--- start MATERIAL PROVIDED ---

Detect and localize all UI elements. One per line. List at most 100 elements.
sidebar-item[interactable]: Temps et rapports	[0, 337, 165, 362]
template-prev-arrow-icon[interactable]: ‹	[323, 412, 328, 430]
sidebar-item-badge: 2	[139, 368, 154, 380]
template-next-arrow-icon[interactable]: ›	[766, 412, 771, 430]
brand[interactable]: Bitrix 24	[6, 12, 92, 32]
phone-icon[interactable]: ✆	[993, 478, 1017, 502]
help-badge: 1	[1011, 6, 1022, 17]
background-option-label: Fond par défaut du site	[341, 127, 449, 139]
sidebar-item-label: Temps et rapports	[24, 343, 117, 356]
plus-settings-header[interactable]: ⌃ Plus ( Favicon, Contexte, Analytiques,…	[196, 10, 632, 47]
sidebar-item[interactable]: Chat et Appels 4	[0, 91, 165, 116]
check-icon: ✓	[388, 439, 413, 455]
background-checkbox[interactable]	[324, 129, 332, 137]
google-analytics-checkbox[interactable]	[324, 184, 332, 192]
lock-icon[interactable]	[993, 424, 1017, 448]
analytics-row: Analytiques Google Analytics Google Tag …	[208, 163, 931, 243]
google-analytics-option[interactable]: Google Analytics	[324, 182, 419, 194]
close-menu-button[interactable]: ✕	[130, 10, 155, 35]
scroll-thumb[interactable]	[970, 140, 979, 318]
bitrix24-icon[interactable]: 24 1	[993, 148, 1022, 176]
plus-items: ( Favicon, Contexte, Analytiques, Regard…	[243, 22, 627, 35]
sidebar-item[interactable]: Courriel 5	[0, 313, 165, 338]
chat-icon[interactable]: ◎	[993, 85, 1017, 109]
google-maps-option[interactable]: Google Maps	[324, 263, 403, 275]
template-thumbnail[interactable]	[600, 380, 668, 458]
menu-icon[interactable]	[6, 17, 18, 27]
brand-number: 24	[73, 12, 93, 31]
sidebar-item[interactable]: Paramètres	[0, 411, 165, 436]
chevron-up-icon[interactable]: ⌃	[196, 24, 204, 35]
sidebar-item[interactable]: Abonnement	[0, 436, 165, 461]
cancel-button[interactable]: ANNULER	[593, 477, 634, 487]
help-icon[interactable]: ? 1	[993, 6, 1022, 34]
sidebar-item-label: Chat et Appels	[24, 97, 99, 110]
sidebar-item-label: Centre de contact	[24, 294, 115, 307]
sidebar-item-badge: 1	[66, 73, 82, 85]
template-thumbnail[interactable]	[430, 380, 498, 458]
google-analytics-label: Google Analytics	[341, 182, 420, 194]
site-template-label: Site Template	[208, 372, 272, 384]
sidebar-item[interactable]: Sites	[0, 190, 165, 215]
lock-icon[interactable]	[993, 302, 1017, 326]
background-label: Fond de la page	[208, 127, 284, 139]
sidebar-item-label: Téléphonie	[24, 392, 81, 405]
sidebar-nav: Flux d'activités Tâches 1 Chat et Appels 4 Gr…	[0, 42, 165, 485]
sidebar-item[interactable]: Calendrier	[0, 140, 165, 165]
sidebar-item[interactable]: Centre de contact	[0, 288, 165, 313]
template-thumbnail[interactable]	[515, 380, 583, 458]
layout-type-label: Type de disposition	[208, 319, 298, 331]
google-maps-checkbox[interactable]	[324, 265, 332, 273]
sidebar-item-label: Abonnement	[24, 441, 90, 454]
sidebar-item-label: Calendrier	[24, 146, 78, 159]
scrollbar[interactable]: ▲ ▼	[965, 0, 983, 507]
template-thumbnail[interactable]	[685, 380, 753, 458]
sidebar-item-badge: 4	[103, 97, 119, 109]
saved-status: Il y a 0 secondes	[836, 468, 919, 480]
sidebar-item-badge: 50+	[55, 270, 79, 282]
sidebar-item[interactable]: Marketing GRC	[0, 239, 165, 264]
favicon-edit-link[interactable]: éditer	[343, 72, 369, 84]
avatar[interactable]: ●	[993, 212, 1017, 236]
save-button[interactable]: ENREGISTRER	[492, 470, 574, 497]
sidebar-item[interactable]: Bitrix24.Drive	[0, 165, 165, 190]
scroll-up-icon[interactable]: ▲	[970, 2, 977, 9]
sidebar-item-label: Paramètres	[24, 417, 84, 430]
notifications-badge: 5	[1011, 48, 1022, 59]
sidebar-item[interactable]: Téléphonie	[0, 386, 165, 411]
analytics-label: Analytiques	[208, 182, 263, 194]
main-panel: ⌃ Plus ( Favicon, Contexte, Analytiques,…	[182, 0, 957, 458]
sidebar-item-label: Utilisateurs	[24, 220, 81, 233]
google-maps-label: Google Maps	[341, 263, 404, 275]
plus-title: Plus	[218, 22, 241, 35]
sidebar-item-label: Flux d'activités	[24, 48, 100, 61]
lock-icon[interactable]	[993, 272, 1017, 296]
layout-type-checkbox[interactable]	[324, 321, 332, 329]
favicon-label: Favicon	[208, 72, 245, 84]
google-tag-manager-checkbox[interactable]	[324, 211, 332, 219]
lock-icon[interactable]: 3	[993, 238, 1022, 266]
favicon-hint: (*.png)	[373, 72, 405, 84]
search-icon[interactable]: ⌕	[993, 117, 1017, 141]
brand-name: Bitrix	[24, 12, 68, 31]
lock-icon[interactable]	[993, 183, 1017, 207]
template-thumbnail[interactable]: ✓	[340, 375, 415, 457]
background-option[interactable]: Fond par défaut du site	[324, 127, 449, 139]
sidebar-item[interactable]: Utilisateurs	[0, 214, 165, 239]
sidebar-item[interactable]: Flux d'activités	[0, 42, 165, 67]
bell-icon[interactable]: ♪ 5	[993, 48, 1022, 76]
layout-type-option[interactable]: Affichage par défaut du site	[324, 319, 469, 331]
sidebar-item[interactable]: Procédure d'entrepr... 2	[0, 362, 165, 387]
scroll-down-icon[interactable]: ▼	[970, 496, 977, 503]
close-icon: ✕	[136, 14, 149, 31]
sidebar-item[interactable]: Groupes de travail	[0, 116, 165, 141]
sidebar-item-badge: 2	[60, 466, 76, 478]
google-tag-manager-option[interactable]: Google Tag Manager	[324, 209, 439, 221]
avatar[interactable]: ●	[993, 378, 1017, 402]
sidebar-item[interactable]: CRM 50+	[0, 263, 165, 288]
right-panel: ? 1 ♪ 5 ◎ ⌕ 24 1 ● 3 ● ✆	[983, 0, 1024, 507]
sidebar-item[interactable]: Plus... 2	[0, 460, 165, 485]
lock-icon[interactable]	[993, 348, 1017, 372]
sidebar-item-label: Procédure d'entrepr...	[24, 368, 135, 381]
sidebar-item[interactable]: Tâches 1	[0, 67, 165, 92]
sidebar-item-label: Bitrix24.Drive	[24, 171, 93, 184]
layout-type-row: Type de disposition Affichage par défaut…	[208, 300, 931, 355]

--- end MATERIAL PROVIDED ---

→ PROBLEM TO SOLVE: Rewrite the listing from its first line through the line with "368, 154, 380]", swapping "Temps et rapports" for "Heures et rapports" and leaving everything else unchanged.

→ FINISHED TASK:
Detect and localize all UI elements. One per line. List at most 100 elements.
sidebar-item[interactable]: Heures et rapports	[0, 337, 165, 362]
template-prev-arrow-icon[interactable]: ‹	[323, 412, 328, 430]
sidebar-item-badge: 2	[139, 368, 154, 380]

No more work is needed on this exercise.